- [What to produce]: Retype the complete listing exactly as it appears.

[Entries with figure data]
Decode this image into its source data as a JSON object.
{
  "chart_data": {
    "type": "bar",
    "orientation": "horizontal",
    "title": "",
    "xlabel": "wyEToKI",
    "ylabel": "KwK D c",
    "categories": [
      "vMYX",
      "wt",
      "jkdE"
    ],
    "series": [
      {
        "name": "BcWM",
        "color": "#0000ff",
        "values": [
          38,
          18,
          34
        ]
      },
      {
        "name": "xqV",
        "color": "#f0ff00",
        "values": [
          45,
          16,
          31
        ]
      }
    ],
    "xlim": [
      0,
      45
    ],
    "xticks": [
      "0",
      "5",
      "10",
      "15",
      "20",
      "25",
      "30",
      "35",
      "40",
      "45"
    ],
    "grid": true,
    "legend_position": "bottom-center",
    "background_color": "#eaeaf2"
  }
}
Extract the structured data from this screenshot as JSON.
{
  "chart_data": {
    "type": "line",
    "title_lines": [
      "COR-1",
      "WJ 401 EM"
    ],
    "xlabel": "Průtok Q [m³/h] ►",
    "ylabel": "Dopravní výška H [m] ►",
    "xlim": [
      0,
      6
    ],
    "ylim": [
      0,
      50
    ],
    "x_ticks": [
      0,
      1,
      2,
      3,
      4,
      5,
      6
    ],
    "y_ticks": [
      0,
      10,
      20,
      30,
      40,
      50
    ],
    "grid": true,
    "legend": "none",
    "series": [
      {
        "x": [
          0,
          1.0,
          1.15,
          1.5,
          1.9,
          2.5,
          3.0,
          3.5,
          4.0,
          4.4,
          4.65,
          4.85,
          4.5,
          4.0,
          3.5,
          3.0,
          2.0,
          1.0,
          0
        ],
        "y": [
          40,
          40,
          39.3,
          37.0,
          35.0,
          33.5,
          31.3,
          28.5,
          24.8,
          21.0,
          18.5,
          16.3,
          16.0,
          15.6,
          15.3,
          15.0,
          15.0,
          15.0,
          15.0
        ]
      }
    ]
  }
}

- [Complete output]:
Decode this image into its source data as a JSON object.
{
  "chart_data": {
    "type": "bar",
    "orientation": "horizontal",
    "title": "",
    "xlabel": "wyEToKI",
    "ylabel": "KwK D c",
    "categories": [
      "vMYX",
      "wt",
      "jkdE"
    ],
    "series": [
      {
        "name": "BcWM",
        "color": "#0000ff",
        "values": [
          38,
          18,
          34
        ]
      },
      {
        "name": "xqV",
        "color": "#f0ff00",
        "values": [
          45,
          16,
          31
        ]
      }
    ],
    "xlim": [
      0,
      45
    ],
    "xticks": [
      "0",
      "5",
      "10",
      "15",
      "20",
      "25",
      "30",
      "35",
      "40",
      "45"
    ],
    "grid": true,
    "legend_position": "bottom-center",
    "background_color": "#eaeaf2"
  }
}
Extract the structured data from this screenshot as JSON.
{
  "chart_data": {
    "type": "line",
    "title_lines": [
      "COR-1",
      "WJ 401 EM"
    ],
    "xlabel": "Průtok Q [m³/h] ►",
    "ylabel": "Dopravní výška H [m] ►",
    "xlim": [
      0,
      6
    ],
    "ylim": [
      0,
      50
    ],
    "x_ticks": [
      0,
      1,
      2,
      3,
      4,
      5,
      6
    ],
    "y_ticks": [
      0,
      10,
      20,
      30,
      40,
      50
    ],
    "grid": true,
    "legend": "none",
    "series": [
      {
        "x": [
          0,
          1.0,
          1.15,
          1.5,
          1.9,
          2.5,
          3.0,
          3.5,
          4.0,
          4.4,
          4.65,
          4.85,
          4.5,
          4.0,
          3.5,
          3.0,
          2.0,
          1.0,
          0
        ],
        "y": [
          40,
          40,
          39.3,
          37.0,
          35.0,
          33.5,
          31.3,
          28.5,
          24.8,
          21.0,
          18.5,
          16.3,
          16.0,
          15.6,
          15.3,
          15.0,
          15.0,
          15.0,
          15.0
        ]
      }
    ]
  }
}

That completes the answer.